▸ **Stated task**
Copy every entry word for word, but skip the pictures.

[Entries taken from a collection]
** START **

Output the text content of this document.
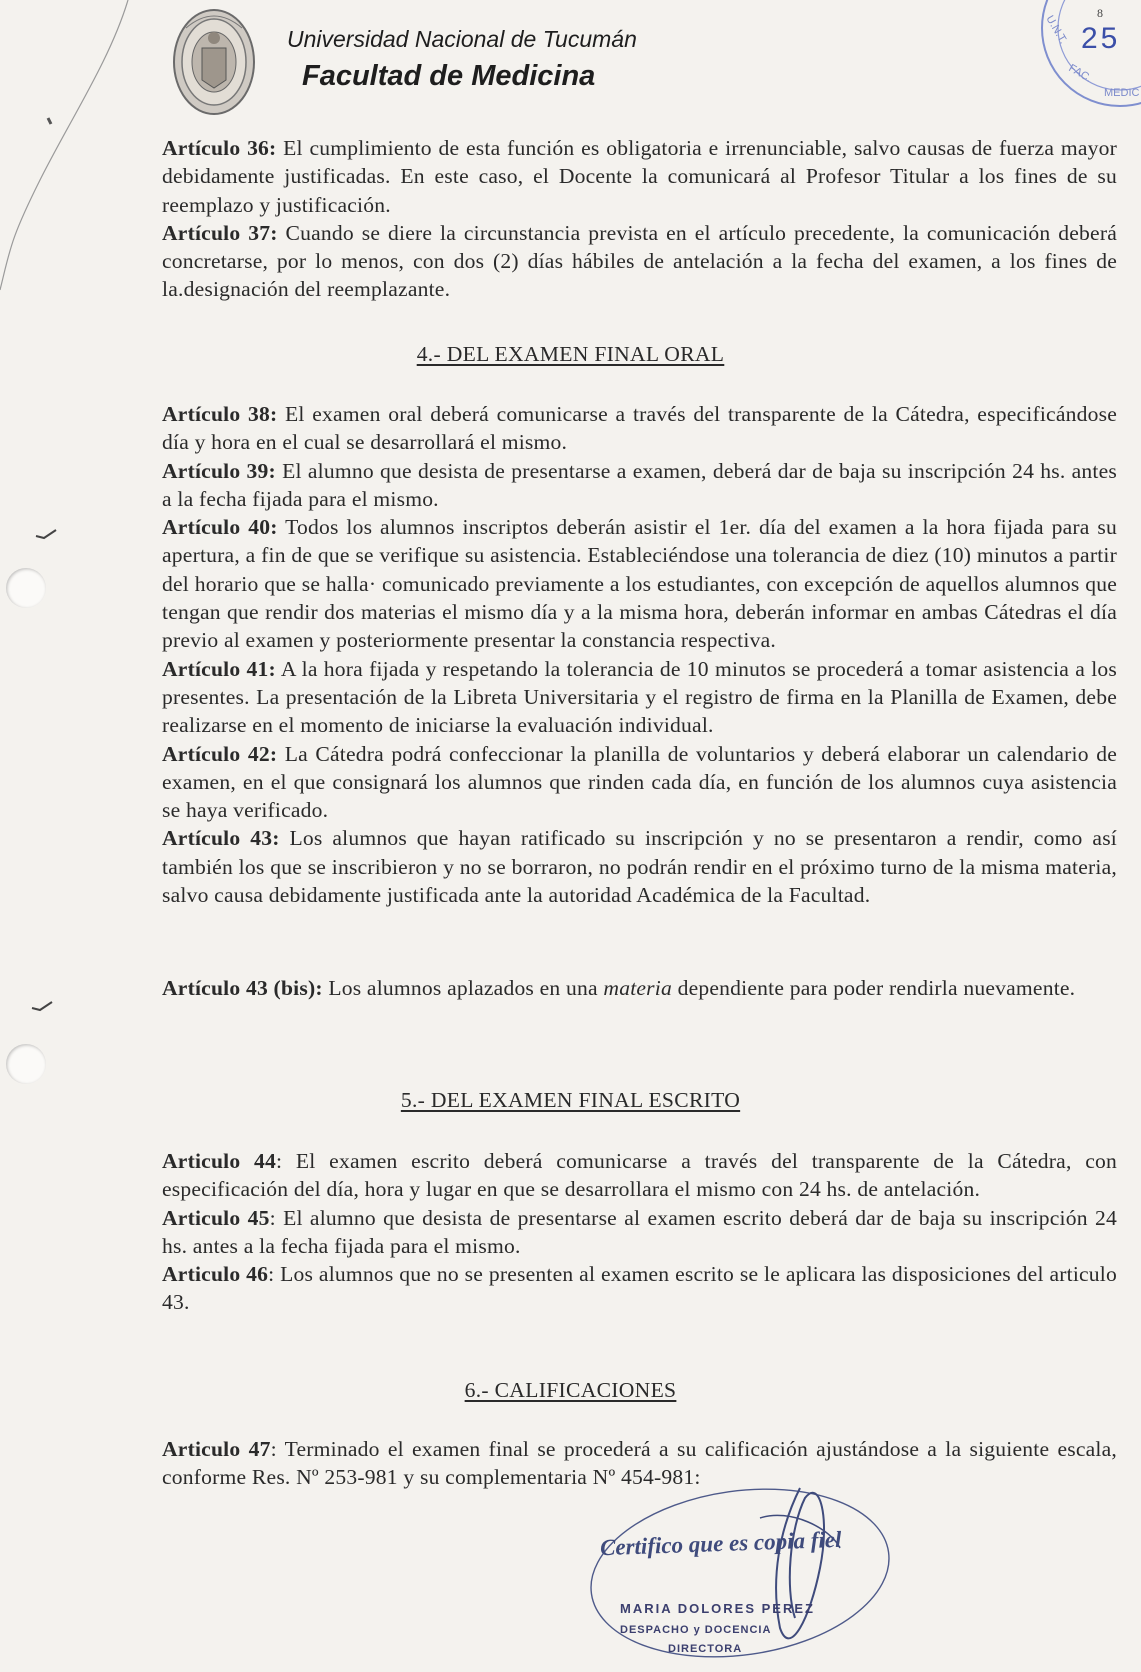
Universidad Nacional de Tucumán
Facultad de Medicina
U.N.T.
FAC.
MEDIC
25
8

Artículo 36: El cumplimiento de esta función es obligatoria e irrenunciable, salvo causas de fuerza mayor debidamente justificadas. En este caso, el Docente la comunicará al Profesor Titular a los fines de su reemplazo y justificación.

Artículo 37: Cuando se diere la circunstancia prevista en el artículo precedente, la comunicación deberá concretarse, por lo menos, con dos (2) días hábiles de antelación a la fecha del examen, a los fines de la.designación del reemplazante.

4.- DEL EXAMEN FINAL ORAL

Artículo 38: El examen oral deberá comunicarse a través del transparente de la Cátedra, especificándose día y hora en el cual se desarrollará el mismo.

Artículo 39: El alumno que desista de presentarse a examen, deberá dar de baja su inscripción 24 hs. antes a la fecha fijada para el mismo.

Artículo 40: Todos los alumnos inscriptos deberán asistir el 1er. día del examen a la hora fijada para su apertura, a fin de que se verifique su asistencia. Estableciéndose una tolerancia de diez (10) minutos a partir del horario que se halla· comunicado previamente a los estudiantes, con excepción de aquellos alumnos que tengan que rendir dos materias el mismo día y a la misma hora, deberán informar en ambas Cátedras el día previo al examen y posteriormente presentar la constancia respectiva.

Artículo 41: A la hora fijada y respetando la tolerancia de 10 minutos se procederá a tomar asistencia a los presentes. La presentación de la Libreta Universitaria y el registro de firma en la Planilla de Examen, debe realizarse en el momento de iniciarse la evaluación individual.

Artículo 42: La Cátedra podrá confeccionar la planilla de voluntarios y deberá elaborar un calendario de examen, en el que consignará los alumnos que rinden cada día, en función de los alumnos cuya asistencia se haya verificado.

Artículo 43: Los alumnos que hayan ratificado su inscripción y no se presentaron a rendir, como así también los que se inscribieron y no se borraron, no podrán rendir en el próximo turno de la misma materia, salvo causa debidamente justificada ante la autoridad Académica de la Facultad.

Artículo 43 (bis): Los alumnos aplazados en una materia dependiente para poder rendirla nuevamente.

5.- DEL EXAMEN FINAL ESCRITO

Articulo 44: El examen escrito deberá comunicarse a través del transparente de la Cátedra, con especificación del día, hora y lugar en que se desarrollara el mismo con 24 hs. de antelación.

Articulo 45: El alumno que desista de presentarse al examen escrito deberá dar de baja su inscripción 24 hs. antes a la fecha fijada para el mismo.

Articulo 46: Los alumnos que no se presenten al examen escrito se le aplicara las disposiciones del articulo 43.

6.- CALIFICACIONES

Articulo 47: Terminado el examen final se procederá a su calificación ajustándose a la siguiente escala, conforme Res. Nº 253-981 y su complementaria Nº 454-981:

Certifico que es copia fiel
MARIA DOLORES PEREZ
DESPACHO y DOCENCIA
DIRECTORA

** END **

▸ **Answer to the task**
Output the text content of this document.
Universidad Nacional de Tucumán
Facultad de Medicina
U.N.T.
FAC.
MEDIC
25
8

Artículo 36: El cumplimiento de esta función es obligatoria e irrenunciable, salvo causas de fuerza mayor debidamente justificadas. En este caso, el Docente la comunicará al Profesor Titular a los fines de su reemplazo y justificación.

Artículo 37: Cuando se diere la circunstancia prevista en el artículo precedente, la comunicación deberá concretarse, por lo menos, con dos (2) días hábiles de antelación a la fecha del examen, a los fines de la.designación del reemplazante.

4.- DEL EXAMEN FINAL ORAL

Artículo 38: El examen oral deberá comunicarse a través del transparente de la Cátedra, especificándose día y hora en el cual se desarrollará el mismo.

Artículo 39: El alumno que desista de presentarse a examen, deberá dar de baja su inscripción 24 hs. antes a la fecha fijada para el mismo.

Artículo 40: Todos los alumnos inscriptos deberán asistir el 1er. día del examen a la hora fijada para su apertura, a fin de que se verifique su asistencia. Estableciéndose una tolerancia de diez (10) minutos a partir del horario que se halla· comunicado previamente a los estudiantes, con excepción de aquellos alumnos que tengan que rendir dos materias el mismo día y a la misma hora, deberán informar en ambas Cátedras el día previo al examen y posteriormente presentar la constancia respectiva.

Artículo 41: A la hora fijada y respetando la tolerancia de 10 minutos se procederá a tomar asistencia a los presentes. La presentación de la Libreta Universitaria y el registro de firma en la Planilla de Examen, debe realizarse en el momento de iniciarse la evaluación individual.

Artículo 42: La Cátedra podrá confeccionar la planilla de voluntarios y deberá elaborar un calendario de examen, en el que consignará los alumnos que rinden cada día, en función de los alumnos cuya asistencia se haya verificado.

Artículo 43: Los alumnos que hayan ratificado su inscripción y no se presentaron a rendir, como así también los que se inscribieron y no se borraron, no podrán rendir en el próximo turno de la misma materia, salvo causa debidamente justificada ante la autoridad Académica de la Facultad.

Artículo 43 (bis): Los alumnos aplazados en una materia dependiente para poder rendirla nuevamente.

5.- DEL EXAMEN FINAL ESCRITO

Articulo 44: El examen escrito deberá comunicarse a través del transparente de la Cátedra, con especificación del día, hora y lugar en que se desarrollara el mismo con 24 hs. de antelación.

Articulo 45: El alumno que desista de presentarse al examen escrito deberá dar de baja su inscripción 24 hs. antes a la fecha fijada para el mismo.

Articulo 46: Los alumnos que no se presenten al examen escrito se le aplicara las disposiciones del articulo 43.

6.- CALIFICACIONES

Articulo 47: Terminado el examen final se procederá a su calificación ajustándose a la siguiente escala, conforme Res. Nº 253-981 y su complementaria Nº 454-981:

Certifico que es copia fiel
MARIA DOLORES PEREZ
DESPACHO y DOCENCIA
DIRECTORA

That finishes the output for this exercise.